Transcribe every line, keeping it exact.

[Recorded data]
==============================
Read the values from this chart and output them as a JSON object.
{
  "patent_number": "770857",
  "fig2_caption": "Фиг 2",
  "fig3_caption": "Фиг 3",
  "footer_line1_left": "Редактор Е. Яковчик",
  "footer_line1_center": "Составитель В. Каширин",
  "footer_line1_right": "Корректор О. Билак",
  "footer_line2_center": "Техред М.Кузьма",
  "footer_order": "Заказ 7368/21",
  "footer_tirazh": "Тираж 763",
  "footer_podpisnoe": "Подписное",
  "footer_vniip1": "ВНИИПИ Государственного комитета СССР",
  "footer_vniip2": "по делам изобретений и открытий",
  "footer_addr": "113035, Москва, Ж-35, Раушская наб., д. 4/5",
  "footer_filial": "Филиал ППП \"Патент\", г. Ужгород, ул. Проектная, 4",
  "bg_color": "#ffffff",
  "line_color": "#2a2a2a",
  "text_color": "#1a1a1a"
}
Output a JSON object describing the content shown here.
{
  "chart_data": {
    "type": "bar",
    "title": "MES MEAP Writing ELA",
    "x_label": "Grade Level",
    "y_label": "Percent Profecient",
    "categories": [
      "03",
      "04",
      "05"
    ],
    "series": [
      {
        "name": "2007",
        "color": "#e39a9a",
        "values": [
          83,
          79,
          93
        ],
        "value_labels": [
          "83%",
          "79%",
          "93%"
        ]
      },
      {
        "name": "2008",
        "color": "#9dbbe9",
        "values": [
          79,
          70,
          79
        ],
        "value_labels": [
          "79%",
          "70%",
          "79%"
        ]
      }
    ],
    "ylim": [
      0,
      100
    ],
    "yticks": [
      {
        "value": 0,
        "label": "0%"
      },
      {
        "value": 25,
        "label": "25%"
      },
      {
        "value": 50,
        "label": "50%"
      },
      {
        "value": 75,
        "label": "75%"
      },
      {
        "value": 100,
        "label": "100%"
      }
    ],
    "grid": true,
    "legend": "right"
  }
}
==============================
TASK ANSWER:
Read the values from this chart and output them as a JSON object.
{
  "patent_number": "770857",
  "fig2_caption": "Фиг 2",
  "fig3_caption": "Фиг 3",
  "footer_line1_left": "Редактор Е. Яковчик",
  "footer_line1_center": "Составитель В. Каширин",
  "footer_line1_right": "Корректор О. Билак",
  "footer_line2_center": "Техред М.Кузьма",
  "footer_order": "Заказ 7368/21",
  "footer_tirazh": "Тираж 763",
  "footer_podpisnoe": "Подписное",
  "footer_vniip1": "ВНИИПИ Государственного комитета СССР",
  "footer_vniip2": "по делам изобретений и открытий",
  "footer_addr": "113035, Москва, Ж-35, Раушская наб., д. 4/5",
  "footer_filial": "Филиал ППП \"Патент\", г. Ужгород, ул. Проектная, 4",
  "bg_color": "#ffffff",
  "line_color": "#2a2a2a",
  "text_color": "#1a1a1a"
}
Output a JSON object describing the content shown here.
{
  "chart_data": {
    "type": "bar",
    "title": "MES MEAP Writing ELA",
    "x_label": "Grade Level",
    "y_label": "Percent Profecient",
    "categories": [
      "03",
      "04",
      "05"
    ],
    "series": [
      {
        "name": "2007",
        "color": "#e39a9a",
        "values": [
          83,
          79,
          93
        ],
        "value_labels": [
          "83%",
          "79%",
          "93%"
        ]
      },
      {
        "name": "2008",
        "color": "#9dbbe9",
        "values": [
          79,
          70,
          79
        ],
        "value_labels": [
          "79%",
          "70%",
          "79%"
        ]
      }
    ],
    "ylim": [
      0,
      100
    ],
    "yticks": [
      {
        "value": 0,
        "label": "0%"
      },
      {
        "value": 25,
        "label": "25%"
      },
      {
        "value": 50,
        "label": "50%"
      },
      {
        "value": 75,
        "label": "75%"
      },
      {
        "value": 100,
        "label": "100%"
      }
    ],
    "grid": true,
    "legend": "right"
  }
}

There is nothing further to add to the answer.